The task: Wherever the word "dwelling" shows up in a line, please copy that line.
* begin *
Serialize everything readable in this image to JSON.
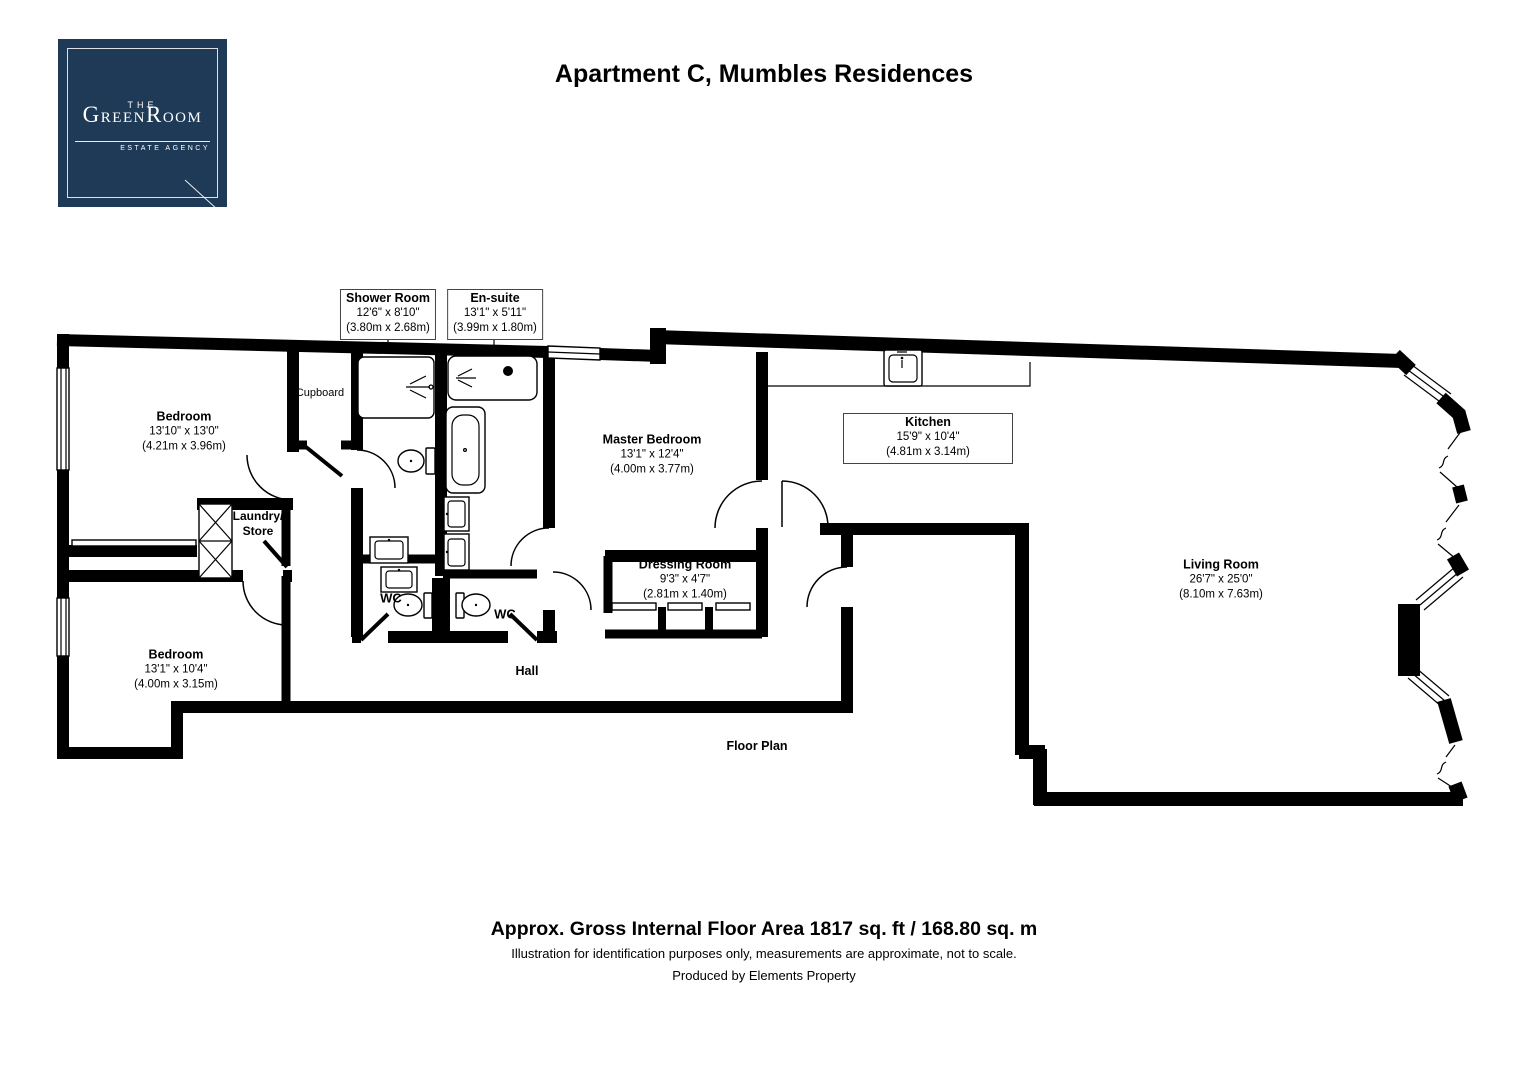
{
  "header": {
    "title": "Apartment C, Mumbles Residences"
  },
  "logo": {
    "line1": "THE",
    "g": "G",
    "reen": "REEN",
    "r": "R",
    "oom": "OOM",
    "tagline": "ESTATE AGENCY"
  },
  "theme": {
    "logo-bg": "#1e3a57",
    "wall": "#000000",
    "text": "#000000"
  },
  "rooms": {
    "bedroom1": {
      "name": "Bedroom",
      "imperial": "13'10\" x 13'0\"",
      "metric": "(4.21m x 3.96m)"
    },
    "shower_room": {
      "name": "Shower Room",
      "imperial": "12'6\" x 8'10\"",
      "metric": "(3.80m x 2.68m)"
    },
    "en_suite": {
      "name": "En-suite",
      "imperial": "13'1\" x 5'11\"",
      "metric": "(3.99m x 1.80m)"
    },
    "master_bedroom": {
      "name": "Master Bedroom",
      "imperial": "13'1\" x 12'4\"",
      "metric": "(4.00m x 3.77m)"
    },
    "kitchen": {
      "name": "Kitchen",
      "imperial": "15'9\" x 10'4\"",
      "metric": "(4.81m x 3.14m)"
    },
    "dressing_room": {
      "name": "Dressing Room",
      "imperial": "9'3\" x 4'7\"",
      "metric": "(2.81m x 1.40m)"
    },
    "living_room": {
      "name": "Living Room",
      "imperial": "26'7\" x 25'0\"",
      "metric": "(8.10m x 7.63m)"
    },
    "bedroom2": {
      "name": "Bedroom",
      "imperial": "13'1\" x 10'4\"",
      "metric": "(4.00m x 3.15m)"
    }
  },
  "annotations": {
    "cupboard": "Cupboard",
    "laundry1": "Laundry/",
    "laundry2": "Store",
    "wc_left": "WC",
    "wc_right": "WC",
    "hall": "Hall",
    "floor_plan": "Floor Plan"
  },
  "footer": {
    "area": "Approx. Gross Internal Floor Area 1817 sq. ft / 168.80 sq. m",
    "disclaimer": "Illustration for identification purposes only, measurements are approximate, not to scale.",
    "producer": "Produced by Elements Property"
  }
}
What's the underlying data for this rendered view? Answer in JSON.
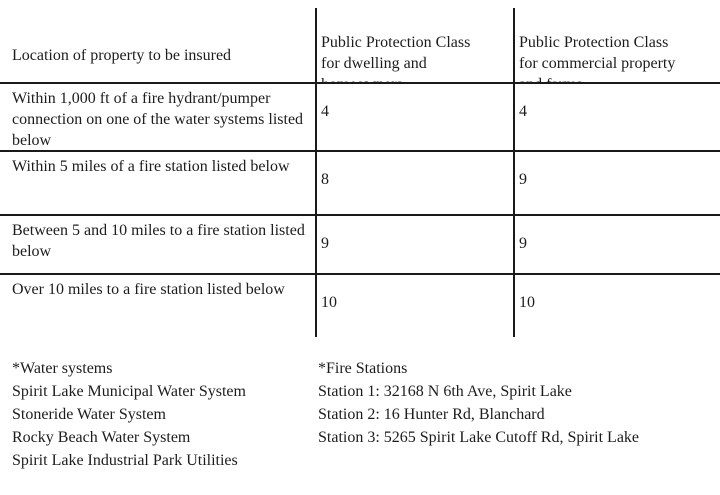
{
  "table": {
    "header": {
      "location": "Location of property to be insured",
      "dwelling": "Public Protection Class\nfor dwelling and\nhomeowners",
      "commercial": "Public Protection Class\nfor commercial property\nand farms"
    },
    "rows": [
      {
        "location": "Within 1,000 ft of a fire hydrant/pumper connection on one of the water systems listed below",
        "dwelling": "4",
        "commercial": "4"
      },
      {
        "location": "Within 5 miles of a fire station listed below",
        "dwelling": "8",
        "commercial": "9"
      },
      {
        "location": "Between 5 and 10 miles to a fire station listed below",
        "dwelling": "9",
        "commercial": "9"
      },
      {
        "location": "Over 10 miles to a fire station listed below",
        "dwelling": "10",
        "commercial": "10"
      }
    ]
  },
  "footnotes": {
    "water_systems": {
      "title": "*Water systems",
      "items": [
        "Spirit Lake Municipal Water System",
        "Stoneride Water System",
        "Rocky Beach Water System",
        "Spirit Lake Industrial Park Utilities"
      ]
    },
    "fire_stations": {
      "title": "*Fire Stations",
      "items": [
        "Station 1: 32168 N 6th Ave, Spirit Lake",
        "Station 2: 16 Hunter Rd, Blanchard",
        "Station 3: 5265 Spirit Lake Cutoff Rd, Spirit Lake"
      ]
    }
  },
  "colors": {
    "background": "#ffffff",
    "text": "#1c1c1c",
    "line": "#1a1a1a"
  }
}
* end *
Output of the exercise:
      "dwelling": "Public Protection Class\nfor dwelling and\nhomeowners",
        "dwelling": "4",
        "dwelling": "8",
        "dwelling": "9",
        "dwelling": "10",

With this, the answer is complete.